→ **What needs to be done**
Transcribe every record that appears below, exactly and in full.

Stored entries:
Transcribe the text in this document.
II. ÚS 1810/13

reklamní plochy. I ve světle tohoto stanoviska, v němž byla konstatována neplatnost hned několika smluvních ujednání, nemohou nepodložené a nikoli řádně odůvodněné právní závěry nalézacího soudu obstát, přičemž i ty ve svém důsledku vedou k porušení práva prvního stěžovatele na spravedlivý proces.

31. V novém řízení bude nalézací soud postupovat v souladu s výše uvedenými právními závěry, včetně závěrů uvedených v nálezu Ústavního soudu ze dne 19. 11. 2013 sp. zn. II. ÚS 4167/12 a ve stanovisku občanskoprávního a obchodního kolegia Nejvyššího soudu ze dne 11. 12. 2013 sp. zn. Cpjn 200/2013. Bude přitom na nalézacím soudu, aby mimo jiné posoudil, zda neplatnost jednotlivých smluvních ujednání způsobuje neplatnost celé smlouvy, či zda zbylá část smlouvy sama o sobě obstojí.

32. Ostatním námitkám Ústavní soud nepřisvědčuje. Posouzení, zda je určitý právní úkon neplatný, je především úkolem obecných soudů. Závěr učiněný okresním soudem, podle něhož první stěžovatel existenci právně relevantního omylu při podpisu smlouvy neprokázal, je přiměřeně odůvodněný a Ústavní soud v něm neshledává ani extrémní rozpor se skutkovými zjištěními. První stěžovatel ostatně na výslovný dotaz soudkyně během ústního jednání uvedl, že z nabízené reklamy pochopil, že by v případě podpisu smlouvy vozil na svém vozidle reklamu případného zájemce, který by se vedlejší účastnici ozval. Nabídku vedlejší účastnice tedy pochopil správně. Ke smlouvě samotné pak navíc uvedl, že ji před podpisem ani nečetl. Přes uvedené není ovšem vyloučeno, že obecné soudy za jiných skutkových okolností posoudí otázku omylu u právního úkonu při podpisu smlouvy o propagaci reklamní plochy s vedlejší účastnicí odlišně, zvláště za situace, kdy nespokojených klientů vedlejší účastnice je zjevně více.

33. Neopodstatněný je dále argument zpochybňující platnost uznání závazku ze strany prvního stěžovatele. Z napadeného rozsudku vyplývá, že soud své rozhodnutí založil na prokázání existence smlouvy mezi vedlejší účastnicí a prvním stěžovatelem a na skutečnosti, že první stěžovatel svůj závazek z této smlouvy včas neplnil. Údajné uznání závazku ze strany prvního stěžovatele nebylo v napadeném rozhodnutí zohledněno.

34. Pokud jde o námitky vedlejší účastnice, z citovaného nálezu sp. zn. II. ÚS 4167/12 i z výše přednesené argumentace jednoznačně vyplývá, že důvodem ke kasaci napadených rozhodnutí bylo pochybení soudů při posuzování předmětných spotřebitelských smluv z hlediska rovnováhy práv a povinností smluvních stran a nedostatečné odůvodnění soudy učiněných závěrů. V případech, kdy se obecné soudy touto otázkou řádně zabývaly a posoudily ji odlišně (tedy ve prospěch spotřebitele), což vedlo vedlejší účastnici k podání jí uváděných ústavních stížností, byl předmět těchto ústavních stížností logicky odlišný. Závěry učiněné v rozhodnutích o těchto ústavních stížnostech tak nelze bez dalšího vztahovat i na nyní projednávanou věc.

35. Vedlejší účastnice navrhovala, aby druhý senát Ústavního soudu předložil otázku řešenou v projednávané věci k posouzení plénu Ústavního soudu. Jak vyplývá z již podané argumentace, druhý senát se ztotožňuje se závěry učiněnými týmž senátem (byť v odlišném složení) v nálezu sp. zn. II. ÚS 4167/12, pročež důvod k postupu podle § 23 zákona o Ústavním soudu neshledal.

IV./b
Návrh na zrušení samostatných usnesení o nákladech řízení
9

→ **Reply to the task**
Transcribe the text in this document.
II. ÚS 1810/13

reklamní plochy. I ve světle tohoto stanoviska, v němž byla konstatována neplatnost hned několika smluvních ujednání, nemohou nepodložené a nikoli řádně odůvodněné právní závěry nalézacího soudu obstát, přičemž i ty ve svém důsledku vedou k porušení práva prvního stěžovatele na spravedlivý proces.

31. V novém řízení bude nalézací soud postupovat v souladu s výše uvedenými právními závěry, včetně závěrů uvedených v nálezu Ústavního soudu ze dne 19. 11. 2013 sp. zn. II. ÚS 4167/12 a ve stanovisku občanskoprávního a obchodního kolegia Nejvyššího soudu ze dne 11. 12. 2013 sp. zn. Cpjn 200/2013. Bude přitom na nalézacím soudu, aby mimo jiné posoudil, zda neplatnost jednotlivých smluvních ujednání způsobuje neplatnost celé smlouvy, či zda zbylá část smlouvy sama o sobě obstojí.

32. Ostatním námitkám Ústavní soud nepřisvědčuje. Posouzení, zda je určitý právní úkon neplatný, je především úkolem obecných soudů. Závěr učiněný okresním soudem, podle něhož první stěžovatel existenci právně relevantního omylu při podpisu smlouvy neprokázal, je přiměřeně odůvodněný a Ústavní soud v něm neshledává ani extrémní rozpor se skutkovými zjištěními. První stěžovatel ostatně na výslovný dotaz soudkyně během ústního jednání uvedl, že z nabízené reklamy pochopil, že by v případě podpisu smlouvy vozil na svém vozidle reklamu případného zájemce, který by se vedlejší účastnici ozval. Nabídku vedlejší účastnice tedy pochopil správně. Ke smlouvě samotné pak navíc uvedl, že ji před podpisem ani nečetl. Přes uvedené není ovšem vyloučeno, že obecné soudy za jiných skutkových okolností posoudí otázku omylu u právního úkonu při podpisu smlouvy o propagaci reklamní plochy s vedlejší účastnicí odlišně, zvláště za situace, kdy nespokojených klientů vedlejší účastnice je zjevně více.

33. Neopodstatněný je dále argument zpochybňující platnost uznání závazku ze strany prvního stěžovatele. Z napadeného rozsudku vyplývá, že soud své rozhodnutí založil na prokázání existence smlouvy mezi vedlejší účastnicí a prvním stěžovatelem a na skutečnosti, že první stěžovatel svůj závazek z této smlouvy včas neplnil. Údajné uznání závazku ze strany prvního stěžovatele nebylo v napadeném rozhodnutí zohledněno.

34. Pokud jde o námitky vedlejší účastnice, z citovaného nálezu sp. zn. II. ÚS 4167/12 i z výše přednesené argumentace jednoznačně vyplývá, že důvodem ke kasaci napadených rozhodnutí bylo pochybení soudů při posuzování předmětných spotřebitelských smluv z hlediska rovnováhy práv a povinností smluvních stran a nedostatečné odůvodnění soudy učiněných závěrů. V případech, kdy se obecné soudy touto otázkou řádně zabývaly a posoudily ji odlišně (tedy ve prospěch spotřebitele), což vedlo vedlejší účastnici k podání jí uváděných ústavních stížností, byl předmět těchto ústavních stížností logicky odlišný. Závěry učiněné v rozhodnutích o těchto ústavních stížnostech tak nelze bez dalšího vztahovat i na nyní projednávanou věc.

35. Vedlejší účastnice navrhovala, aby druhý senát Ústavního soudu předložil otázku řešenou v projednávané věci k posouzení plénu Ústavního soudu. Jak vyplývá z již podané argumentace, druhý senát se ztotožňuje se závěry učiněnými týmž senátem (byť v odlišném složení) v nálezu sp. zn. II. ÚS 4167/12, pročež důvod k postupu podle § 23 zákona o Ústavním soudu neshledal.

IV./b
Návrh na zrušení samostatných usnesení o nákladech řízení
9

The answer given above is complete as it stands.